_EXERCISE DESCRIPTION_
Take from the listing each line that has the string "main".

_DATA SUPPLIED_
◇ ◇ ◇ ◇ ◇
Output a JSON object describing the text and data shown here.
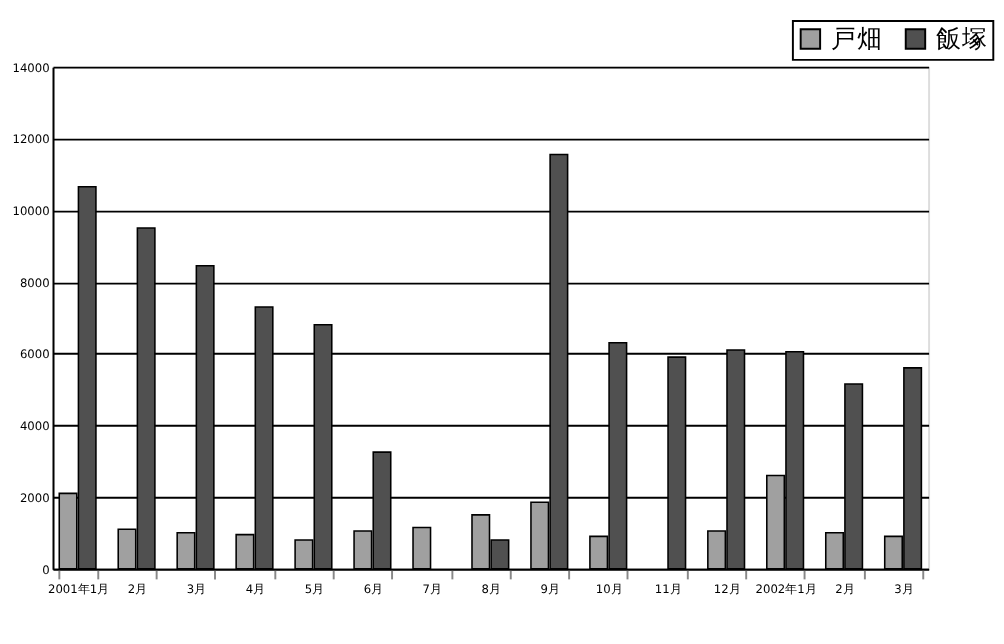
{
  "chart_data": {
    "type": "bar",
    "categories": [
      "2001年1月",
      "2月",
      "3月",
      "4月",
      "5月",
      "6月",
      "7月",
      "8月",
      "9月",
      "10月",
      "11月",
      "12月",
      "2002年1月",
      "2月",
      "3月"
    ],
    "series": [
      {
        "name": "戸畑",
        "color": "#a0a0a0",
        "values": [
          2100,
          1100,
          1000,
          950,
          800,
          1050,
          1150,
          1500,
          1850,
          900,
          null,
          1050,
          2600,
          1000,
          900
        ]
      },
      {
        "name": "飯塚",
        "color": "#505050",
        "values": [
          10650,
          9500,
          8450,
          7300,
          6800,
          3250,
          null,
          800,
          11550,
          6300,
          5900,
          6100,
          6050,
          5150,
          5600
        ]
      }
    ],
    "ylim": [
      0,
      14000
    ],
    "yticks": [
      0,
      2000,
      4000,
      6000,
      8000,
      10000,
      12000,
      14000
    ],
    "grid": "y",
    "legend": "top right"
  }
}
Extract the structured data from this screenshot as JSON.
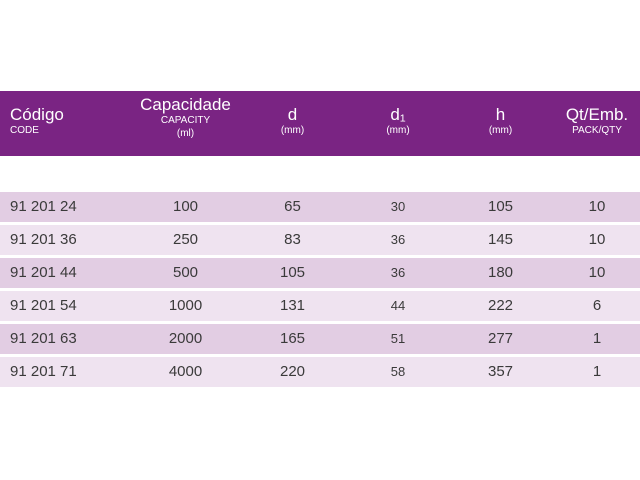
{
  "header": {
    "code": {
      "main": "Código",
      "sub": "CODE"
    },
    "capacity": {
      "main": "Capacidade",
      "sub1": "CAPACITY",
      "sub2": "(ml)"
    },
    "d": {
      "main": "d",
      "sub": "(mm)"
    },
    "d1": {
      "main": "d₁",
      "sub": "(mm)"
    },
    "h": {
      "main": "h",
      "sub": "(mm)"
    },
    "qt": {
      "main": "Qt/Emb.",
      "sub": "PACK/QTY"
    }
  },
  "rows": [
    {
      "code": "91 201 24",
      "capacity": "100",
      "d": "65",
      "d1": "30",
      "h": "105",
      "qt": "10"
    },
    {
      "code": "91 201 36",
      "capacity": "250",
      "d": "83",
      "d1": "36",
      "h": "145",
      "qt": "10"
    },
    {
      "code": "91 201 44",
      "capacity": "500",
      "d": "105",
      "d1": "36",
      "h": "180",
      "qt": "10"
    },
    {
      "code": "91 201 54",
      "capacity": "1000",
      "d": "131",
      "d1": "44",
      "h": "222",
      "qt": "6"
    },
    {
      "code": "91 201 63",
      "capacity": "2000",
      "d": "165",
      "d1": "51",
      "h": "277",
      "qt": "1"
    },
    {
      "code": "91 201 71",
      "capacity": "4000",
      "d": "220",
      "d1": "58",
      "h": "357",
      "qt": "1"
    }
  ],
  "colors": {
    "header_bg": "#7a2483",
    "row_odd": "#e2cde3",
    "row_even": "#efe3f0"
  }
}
◇ ◇ ◇ ◇ ◇
_WRITTEN REPLY_
      "main": "Código",
      "main": "Capacidade",
      "main": "d",
      "main": "d₁",
      "main": "h",
      "main": "Qt/Emb.",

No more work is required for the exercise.